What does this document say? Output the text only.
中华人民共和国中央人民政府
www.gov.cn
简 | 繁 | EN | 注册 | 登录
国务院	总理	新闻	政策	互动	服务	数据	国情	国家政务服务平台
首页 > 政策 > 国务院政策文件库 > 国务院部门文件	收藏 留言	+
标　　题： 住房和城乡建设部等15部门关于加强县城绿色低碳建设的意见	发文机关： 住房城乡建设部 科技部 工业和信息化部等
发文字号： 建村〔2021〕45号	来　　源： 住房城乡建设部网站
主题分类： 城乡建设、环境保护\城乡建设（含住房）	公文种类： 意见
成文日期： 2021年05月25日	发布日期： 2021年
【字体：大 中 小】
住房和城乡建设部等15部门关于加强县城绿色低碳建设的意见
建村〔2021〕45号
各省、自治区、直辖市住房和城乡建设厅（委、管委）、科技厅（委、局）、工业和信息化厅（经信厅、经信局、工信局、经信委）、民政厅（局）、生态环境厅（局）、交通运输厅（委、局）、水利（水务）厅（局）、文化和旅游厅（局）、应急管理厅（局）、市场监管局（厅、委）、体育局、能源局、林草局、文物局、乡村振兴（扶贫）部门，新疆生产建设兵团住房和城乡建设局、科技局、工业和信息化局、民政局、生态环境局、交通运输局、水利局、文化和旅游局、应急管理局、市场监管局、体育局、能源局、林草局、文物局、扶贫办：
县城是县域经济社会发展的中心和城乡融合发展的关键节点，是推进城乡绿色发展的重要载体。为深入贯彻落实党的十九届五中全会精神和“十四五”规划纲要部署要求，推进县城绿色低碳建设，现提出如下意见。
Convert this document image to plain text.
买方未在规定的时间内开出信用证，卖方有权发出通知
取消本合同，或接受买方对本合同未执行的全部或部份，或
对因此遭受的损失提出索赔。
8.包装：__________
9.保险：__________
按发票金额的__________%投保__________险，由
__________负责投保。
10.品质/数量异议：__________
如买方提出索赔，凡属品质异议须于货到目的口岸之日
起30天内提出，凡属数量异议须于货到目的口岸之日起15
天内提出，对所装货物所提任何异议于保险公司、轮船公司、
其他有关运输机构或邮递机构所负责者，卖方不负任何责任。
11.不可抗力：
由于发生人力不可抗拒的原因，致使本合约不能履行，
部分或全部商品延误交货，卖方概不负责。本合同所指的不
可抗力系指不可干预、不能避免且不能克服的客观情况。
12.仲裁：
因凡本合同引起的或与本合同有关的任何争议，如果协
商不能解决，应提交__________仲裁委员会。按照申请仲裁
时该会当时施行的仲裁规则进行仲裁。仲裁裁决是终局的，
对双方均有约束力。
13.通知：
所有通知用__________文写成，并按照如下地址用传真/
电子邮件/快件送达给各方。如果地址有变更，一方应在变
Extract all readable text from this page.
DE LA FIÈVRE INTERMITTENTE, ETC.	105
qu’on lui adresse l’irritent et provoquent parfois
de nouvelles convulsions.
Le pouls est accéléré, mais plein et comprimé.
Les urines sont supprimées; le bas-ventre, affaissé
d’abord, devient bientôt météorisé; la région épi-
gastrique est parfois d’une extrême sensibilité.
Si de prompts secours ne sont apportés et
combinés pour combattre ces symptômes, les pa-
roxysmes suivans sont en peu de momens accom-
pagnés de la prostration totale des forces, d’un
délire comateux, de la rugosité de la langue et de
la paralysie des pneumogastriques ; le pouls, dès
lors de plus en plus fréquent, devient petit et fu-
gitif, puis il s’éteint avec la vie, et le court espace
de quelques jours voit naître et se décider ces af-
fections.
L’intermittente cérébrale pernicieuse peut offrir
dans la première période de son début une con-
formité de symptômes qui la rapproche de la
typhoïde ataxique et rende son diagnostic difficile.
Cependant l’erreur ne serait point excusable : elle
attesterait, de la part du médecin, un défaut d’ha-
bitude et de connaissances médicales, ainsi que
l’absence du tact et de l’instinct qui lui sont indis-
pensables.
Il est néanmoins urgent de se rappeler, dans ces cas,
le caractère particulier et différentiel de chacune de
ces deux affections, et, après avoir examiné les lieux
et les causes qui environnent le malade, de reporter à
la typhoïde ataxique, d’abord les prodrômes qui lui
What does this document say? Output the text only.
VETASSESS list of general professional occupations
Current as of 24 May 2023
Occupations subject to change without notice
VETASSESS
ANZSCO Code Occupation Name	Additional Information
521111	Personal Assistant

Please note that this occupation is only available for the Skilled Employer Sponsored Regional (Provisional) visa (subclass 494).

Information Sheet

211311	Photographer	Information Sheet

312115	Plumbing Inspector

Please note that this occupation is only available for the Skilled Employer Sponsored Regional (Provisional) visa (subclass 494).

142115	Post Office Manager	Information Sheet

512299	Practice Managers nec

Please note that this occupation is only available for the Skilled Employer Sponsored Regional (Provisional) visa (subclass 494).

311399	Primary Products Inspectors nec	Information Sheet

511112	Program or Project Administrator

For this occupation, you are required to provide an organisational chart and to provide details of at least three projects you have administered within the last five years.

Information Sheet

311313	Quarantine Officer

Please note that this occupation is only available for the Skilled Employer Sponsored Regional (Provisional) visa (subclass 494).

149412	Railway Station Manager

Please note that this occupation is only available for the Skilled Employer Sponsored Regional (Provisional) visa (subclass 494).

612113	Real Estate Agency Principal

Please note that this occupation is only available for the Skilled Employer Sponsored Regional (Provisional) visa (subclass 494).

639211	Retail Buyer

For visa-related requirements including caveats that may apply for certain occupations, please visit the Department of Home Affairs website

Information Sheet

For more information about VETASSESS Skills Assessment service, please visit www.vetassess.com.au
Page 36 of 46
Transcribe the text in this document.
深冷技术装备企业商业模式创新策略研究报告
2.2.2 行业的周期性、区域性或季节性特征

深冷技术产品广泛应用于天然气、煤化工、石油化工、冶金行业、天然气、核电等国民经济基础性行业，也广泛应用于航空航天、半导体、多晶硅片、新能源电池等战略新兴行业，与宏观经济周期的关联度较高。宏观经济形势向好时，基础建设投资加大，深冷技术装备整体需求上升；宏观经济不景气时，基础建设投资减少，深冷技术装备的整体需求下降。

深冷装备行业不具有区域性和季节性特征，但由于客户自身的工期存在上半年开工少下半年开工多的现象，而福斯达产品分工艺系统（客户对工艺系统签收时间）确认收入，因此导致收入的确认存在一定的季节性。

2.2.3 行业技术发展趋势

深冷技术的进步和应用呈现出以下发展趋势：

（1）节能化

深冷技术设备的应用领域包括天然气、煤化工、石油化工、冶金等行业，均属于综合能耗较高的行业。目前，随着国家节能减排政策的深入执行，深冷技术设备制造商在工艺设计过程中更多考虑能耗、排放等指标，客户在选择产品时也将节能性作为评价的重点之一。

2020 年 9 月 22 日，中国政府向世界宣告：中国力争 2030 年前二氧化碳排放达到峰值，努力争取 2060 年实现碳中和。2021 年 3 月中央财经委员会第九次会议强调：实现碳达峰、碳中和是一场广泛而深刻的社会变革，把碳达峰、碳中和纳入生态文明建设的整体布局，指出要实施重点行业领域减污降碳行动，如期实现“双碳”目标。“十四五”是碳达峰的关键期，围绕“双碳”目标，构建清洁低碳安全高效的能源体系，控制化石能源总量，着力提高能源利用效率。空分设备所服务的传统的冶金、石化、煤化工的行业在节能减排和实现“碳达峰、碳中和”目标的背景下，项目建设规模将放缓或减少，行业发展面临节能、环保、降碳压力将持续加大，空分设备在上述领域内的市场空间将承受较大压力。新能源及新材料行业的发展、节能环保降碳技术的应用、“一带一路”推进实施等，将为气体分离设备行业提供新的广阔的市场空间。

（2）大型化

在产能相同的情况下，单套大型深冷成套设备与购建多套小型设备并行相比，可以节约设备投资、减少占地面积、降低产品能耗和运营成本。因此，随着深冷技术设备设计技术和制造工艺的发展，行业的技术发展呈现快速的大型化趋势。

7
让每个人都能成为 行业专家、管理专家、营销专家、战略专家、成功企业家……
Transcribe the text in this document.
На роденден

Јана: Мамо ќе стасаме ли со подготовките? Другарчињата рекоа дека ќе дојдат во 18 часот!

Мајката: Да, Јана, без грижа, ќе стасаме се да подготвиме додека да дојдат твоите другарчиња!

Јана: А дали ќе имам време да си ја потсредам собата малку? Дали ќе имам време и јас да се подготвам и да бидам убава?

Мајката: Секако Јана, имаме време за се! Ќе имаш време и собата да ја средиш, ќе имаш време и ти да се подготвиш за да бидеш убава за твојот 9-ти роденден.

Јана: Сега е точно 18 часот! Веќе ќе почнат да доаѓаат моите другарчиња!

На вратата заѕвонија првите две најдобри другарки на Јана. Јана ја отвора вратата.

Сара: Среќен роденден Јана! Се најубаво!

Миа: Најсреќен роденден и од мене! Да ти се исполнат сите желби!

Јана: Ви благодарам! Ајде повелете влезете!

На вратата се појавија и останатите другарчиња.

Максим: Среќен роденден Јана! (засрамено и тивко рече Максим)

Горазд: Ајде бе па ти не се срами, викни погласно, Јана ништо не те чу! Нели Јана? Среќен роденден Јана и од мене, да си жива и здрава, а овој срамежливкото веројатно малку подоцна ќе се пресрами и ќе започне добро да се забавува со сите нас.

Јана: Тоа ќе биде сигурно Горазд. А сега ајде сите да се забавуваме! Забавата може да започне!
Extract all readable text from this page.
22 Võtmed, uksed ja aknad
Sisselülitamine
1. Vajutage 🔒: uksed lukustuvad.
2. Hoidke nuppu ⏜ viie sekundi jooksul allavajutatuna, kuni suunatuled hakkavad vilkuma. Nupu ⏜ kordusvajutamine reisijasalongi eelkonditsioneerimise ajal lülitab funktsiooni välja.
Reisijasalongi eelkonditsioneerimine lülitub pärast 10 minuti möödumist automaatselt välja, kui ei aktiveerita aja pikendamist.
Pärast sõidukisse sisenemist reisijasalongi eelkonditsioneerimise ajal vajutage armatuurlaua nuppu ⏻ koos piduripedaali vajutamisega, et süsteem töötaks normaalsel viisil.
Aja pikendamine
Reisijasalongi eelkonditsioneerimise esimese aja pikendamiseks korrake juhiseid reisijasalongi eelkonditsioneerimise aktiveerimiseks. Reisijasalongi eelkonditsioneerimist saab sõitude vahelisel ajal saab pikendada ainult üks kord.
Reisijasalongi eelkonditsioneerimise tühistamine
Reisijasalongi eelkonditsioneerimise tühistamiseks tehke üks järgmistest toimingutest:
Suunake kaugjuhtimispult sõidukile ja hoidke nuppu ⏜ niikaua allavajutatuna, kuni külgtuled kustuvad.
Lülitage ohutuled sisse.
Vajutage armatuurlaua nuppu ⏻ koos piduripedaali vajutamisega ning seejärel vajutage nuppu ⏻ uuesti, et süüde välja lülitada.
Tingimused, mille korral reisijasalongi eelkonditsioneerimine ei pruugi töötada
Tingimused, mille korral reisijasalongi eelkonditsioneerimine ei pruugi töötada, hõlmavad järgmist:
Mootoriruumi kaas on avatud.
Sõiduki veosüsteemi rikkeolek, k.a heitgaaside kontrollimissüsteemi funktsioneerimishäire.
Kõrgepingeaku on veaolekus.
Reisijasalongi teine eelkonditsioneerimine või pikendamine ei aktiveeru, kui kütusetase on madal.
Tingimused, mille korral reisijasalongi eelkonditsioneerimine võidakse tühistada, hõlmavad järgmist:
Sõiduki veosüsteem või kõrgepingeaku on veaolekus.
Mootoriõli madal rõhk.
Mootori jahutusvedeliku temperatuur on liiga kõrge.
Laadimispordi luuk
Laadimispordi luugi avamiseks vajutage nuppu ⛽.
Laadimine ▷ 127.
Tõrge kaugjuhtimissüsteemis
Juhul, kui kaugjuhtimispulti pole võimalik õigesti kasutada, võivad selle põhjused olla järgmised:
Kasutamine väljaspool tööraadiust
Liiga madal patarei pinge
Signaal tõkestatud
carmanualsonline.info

--------------------

What you will do:
Copy every line of the listing where the word "sont" appears.

Exercise solution:
Les urines sont supprimées; le bas-ventre, affaissé
Si de prompts secours ne sont apportés et
roxysmes suivans sont en peu de momens accom-
l’absence du tact et de l’instinct qui lui sont indis-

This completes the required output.